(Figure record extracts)
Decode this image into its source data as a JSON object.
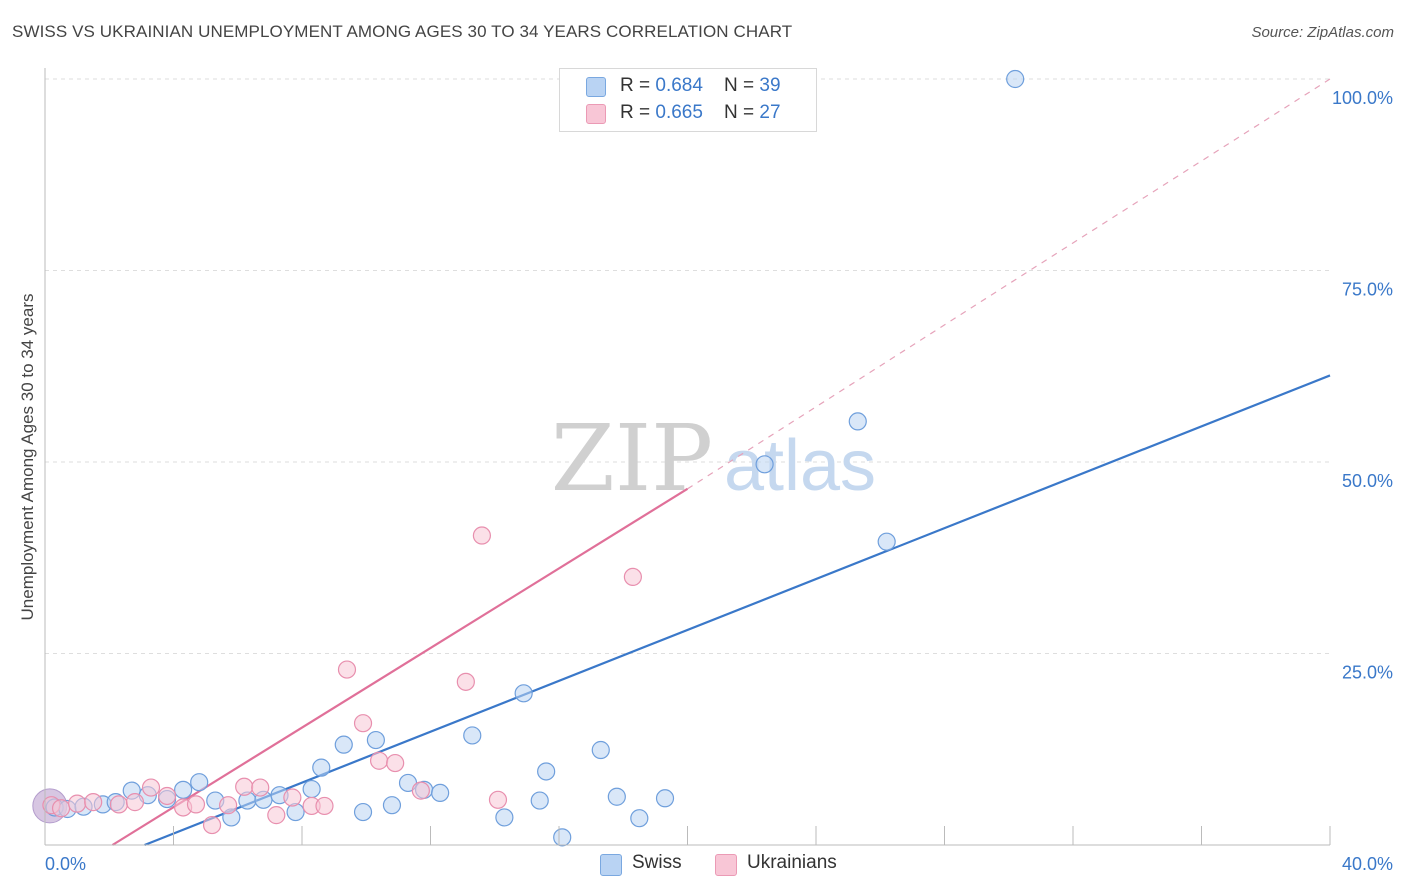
{
  "title": "SWISS VS UKRAINIAN UNEMPLOYMENT AMONG AGES 30 TO 34 YEARS CORRELATION CHART",
  "source": "Source: ZipAtlas.com",
  "watermark": {
    "zip": "ZIP",
    "atlas": "atlas"
  },
  "legend": {
    "swiss": {
      "r_label": "R = ",
      "r_value": "0.684",
      "n_label": "N = ",
      "n_value": "39"
    },
    "ukrainians": {
      "r_label": "R = ",
      "r_value": "0.665",
      "n_label": "N = ",
      "n_value": "27"
    }
  },
  "chart_data": {
    "type": "scatter",
    "title": "SWISS VS UKRAINIAN UNEMPLOYMENT AMONG AGES 30 TO 34 YEARS CORRELATION CHART",
    "xlabel": "",
    "ylabel": "Unemployment Among Ages 30 to 34 years",
    "xlim": [
      0,
      40
    ],
    "ylim": [
      0,
      100
    ],
    "x_tick_labels": [
      "0.0%",
      "40.0%"
    ],
    "y_tick_labels": [
      "25.0%",
      "50.0%",
      "75.0%",
      "100.0%"
    ],
    "y_ticks": [
      25,
      50,
      75,
      100
    ],
    "grid": true,
    "colors": {
      "swiss": "#3a78c9",
      "ukrainians": "#e07099",
      "swiss_fill": "#b9d3f3",
      "ukrainians_fill": "#f8c6d6"
    },
    "series": [
      {
        "name": "Swiss",
        "points": [
          [
            0.3,
            4.9
          ],
          [
            0.7,
            4.7
          ],
          [
            1.2,
            5.0
          ],
          [
            1.8,
            5.3
          ],
          [
            2.2,
            5.6
          ],
          [
            2.7,
            7.1
          ],
          [
            3.2,
            6.5
          ],
          [
            3.8,
            6.0
          ],
          [
            4.3,
            7.2
          ],
          [
            4.8,
            8.2
          ],
          [
            5.3,
            5.8
          ],
          [
            5.8,
            3.6
          ],
          [
            6.3,
            5.8
          ],
          [
            6.8,
            5.9
          ],
          [
            7.3,
            6.5
          ],
          [
            7.8,
            4.3
          ],
          [
            8.3,
            7.3
          ],
          [
            8.6,
            10.1
          ],
          [
            9.3,
            13.1
          ],
          [
            9.9,
            4.3
          ],
          [
            10.3,
            13.7
          ],
          [
            10.8,
            5.2
          ],
          [
            11.3,
            8.1
          ],
          [
            11.8,
            7.2
          ],
          [
            12.3,
            6.8
          ],
          [
            13.3,
            14.3
          ],
          [
            14.3,
            3.6
          ],
          [
            14.9,
            19.8
          ],
          [
            15.4,
            5.8
          ],
          [
            15.6,
            9.6
          ],
          [
            16.1,
            1.0
          ],
          [
            17.3,
            12.4
          ],
          [
            17.8,
            6.3
          ],
          [
            18.5,
            3.5
          ],
          [
            19.3,
            6.1
          ],
          [
            22.4,
            49.7
          ],
          [
            25.3,
            55.3
          ],
          [
            26.2,
            39.6
          ],
          [
            30.2,
            100.0
          ]
        ]
      },
      {
        "name": "Ukrainians",
        "points": [
          [
            0.2,
            5.2
          ],
          [
            0.5,
            4.8
          ],
          [
            1.0,
            5.4
          ],
          [
            1.5,
            5.6
          ],
          [
            2.3,
            5.3
          ],
          [
            2.8,
            5.6
          ],
          [
            3.3,
            7.5
          ],
          [
            3.8,
            6.4
          ],
          [
            4.3,
            4.9
          ],
          [
            4.7,
            5.3
          ],
          [
            5.2,
            2.6
          ],
          [
            5.7,
            5.2
          ],
          [
            6.2,
            7.6
          ],
          [
            6.7,
            7.5
          ],
          [
            7.2,
            3.9
          ],
          [
            7.7,
            6.2
          ],
          [
            8.3,
            5.1
          ],
          [
            8.7,
            5.1
          ],
          [
            9.4,
            22.9
          ],
          [
            9.9,
            15.9
          ],
          [
            10.4,
            11.0
          ],
          [
            10.9,
            10.7
          ],
          [
            11.7,
            7.1
          ],
          [
            13.1,
            21.3
          ],
          [
            13.6,
            40.4
          ],
          [
            14.1,
            5.9
          ],
          [
            18.3,
            35.0
          ]
        ]
      }
    ],
    "trendlines": [
      {
        "name": "Swiss",
        "x0": 3.1,
        "y0": 0.0,
        "x1": 40.0,
        "y1": 61.3
      },
      {
        "name": "Ukrainians",
        "x0": 2.1,
        "y0": 0.0,
        "x1": 20.0,
        "y1": 46.5,
        "dashed_to_x": 40.0,
        "dashed_to_y": 100.0
      }
    ]
  },
  "bottom_legend": {
    "swiss": "Swiss",
    "ukrainians": "Ukrainians"
  }
}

Job: Repeat the material above in full and unchanged, minus its images.

Solved exercise:
Decode this image into its source data as a JSON object.
{
  "title": "SWISS VS UKRAINIAN UNEMPLOYMENT AMONG AGES 30 TO 34 YEARS CORRELATION CHART",
  "source": "Source: ZipAtlas.com",
  "watermark": {
    "zip": "ZIP",
    "atlas": "atlas"
  },
  "legend": {
    "swiss": {
      "r_label": "R = ",
      "r_value": "0.684",
      "n_label": "N = ",
      "n_value": "39"
    },
    "ukrainians": {
      "r_label": "R = ",
      "r_value": "0.665",
      "n_label": "N = ",
      "n_value": "27"
    }
  },
  "chart_data": {
    "type": "scatter",
    "title": "SWISS VS UKRAINIAN UNEMPLOYMENT AMONG AGES 30 TO 34 YEARS CORRELATION CHART",
    "xlabel": "",
    "ylabel": "Unemployment Among Ages 30 to 34 years",
    "xlim": [
      0,
      40
    ],
    "ylim": [
      0,
      100
    ],
    "x_tick_labels": [
      "0.0%",
      "40.0%"
    ],
    "y_tick_labels": [
      "25.0%",
      "50.0%",
      "75.0%",
      "100.0%"
    ],
    "y_ticks": [
      25,
      50,
      75,
      100
    ],
    "grid": true,
    "colors": {
      "swiss": "#3a78c9",
      "ukrainians": "#e07099",
      "swiss_fill": "#b9d3f3",
      "ukrainians_fill": "#f8c6d6"
    },
    "series": [
      {
        "name": "Swiss",
        "points": [
          [
            0.3,
            4.9
          ],
          [
            0.7,
            4.7
          ],
          [
            1.2,
            5.0
          ],
          [
            1.8,
            5.3
          ],
          [
            2.2,
            5.6
          ],
          [
            2.7,
            7.1
          ],
          [
            3.2,
            6.5
          ],
          [
            3.8,
            6.0
          ],
          [
            4.3,
            7.2
          ],
          [
            4.8,
            8.2
          ],
          [
            5.3,
            5.8
          ],
          [
            5.8,
            3.6
          ],
          [
            6.3,
            5.8
          ],
          [
            6.8,
            5.9
          ],
          [
            7.3,
            6.5
          ],
          [
            7.8,
            4.3
          ],
          [
            8.3,
            7.3
          ],
          [
            8.6,
            10.1
          ],
          [
            9.3,
            13.1
          ],
          [
            9.9,
            4.3
          ],
          [
            10.3,
            13.7
          ],
          [
            10.8,
            5.2
          ],
          [
            11.3,
            8.1
          ],
          [
            11.8,
            7.2
          ],
          [
            12.3,
            6.8
          ],
          [
            13.3,
            14.3
          ],
          [
            14.3,
            3.6
          ],
          [
            14.9,
            19.8
          ],
          [
            15.4,
            5.8
          ],
          [
            15.6,
            9.6
          ],
          [
            16.1,
            1.0
          ],
          [
            17.3,
            12.4
          ],
          [
            17.8,
            6.3
          ],
          [
            18.5,
            3.5
          ],
          [
            19.3,
            6.1
          ],
          [
            22.4,
            49.7
          ],
          [
            25.3,
            55.3
          ],
          [
            26.2,
            39.6
          ],
          [
            30.2,
            100.0
          ]
        ]
      },
      {
        "name": "Ukrainians",
        "points": [
          [
            0.2,
            5.2
          ],
          [
            0.5,
            4.8
          ],
          [
            1.0,
            5.4
          ],
          [
            1.5,
            5.6
          ],
          [
            2.3,
            5.3
          ],
          [
            2.8,
            5.6
          ],
          [
            3.3,
            7.5
          ],
          [
            3.8,
            6.4
          ],
          [
            4.3,
            4.9
          ],
          [
            4.7,
            5.3
          ],
          [
            5.2,
            2.6
          ],
          [
            5.7,
            5.2
          ],
          [
            6.2,
            7.6
          ],
          [
            6.7,
            7.5
          ],
          [
            7.2,
            3.9
          ],
          [
            7.7,
            6.2
          ],
          [
            8.3,
            5.1
          ],
          [
            8.7,
            5.1
          ],
          [
            9.4,
            22.9
          ],
          [
            9.9,
            15.9
          ],
          [
            10.4,
            11.0
          ],
          [
            10.9,
            10.7
          ],
          [
            11.7,
            7.1
          ],
          [
            13.1,
            21.3
          ],
          [
            13.6,
            40.4
          ],
          [
            14.1,
            5.9
          ],
          [
            18.3,
            35.0
          ]
        ]
      }
    ],
    "trendlines": [
      {
        "name": "Swiss",
        "x0": 3.1,
        "y0": 0.0,
        "x1": 40.0,
        "y1": 61.3
      },
      {
        "name": "Ukrainians",
        "x0": 2.1,
        "y0": 0.0,
        "x1": 20.0,
        "y1": 46.5,
        "dashed_to_x": 40.0,
        "dashed_to_y": 100.0
      }
    ]
  },
  "bottom_legend": {
    "swiss": "Swiss",
    "ukrainians": "Ukrainians"
  }
}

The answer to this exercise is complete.